Comb the records below for the string "symptoms" and copy each line where it turns up.

----- Supplied records -----

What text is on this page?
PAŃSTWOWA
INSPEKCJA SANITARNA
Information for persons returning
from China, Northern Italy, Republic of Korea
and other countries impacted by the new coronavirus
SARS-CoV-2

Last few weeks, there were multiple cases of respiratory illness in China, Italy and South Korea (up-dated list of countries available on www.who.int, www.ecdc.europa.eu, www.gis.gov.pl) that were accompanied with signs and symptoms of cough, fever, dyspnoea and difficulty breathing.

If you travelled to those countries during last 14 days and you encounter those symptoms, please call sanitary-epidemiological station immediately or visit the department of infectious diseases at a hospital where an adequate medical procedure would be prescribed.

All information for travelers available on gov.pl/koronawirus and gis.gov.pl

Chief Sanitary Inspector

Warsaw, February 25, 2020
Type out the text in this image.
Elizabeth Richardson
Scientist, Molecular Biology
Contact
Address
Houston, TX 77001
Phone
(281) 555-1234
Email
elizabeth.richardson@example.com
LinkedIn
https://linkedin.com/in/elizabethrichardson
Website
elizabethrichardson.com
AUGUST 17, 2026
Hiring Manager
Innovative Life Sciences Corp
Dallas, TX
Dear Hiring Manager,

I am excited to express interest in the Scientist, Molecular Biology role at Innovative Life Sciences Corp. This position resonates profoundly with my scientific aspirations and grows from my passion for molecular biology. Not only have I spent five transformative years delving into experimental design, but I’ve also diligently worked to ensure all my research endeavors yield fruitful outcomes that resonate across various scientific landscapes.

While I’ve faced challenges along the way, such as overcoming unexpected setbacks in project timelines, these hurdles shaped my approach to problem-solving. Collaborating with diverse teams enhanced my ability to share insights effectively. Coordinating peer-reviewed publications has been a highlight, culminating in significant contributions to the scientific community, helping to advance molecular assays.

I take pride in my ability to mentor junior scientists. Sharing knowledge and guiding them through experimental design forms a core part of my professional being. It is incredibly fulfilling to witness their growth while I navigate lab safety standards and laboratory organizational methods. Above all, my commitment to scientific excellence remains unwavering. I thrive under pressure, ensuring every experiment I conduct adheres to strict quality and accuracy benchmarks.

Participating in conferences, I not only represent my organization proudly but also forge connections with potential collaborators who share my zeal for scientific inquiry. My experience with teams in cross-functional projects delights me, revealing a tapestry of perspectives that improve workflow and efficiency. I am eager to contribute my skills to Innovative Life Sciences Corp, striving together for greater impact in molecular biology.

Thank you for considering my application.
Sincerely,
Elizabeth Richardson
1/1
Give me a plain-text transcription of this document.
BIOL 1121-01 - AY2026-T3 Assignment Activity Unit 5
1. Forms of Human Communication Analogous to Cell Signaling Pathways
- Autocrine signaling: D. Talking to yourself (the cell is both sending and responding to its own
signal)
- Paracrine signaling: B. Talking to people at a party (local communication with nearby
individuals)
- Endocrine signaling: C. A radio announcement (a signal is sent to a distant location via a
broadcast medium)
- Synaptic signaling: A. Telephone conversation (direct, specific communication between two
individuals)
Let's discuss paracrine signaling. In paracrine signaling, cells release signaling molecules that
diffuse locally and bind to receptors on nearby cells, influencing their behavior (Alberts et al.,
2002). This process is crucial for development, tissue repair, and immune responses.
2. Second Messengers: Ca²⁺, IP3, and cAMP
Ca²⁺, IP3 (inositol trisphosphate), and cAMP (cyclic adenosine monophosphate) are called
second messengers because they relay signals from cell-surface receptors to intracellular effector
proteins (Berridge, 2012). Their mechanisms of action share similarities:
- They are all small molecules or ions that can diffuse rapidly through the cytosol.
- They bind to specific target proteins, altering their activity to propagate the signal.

-----

▶ _Solution below_
Last few weeks, there were multiple cases of respiratory illness in China, Italy and South Korea (up-dated list of countries available on www.who.int, www.ecdc.europa.eu, www.gis.gov.pl) that were accompanied with signs and symptoms of cough, fever, dyspnoea and difficulty breathing.
If you travelled to those countries during last 14 days and you encounter those symptoms, please call sanitary-epidemiological station immediately or visit the department of infectious diseases at a hospital where an adequate medical procedure would be prescribed.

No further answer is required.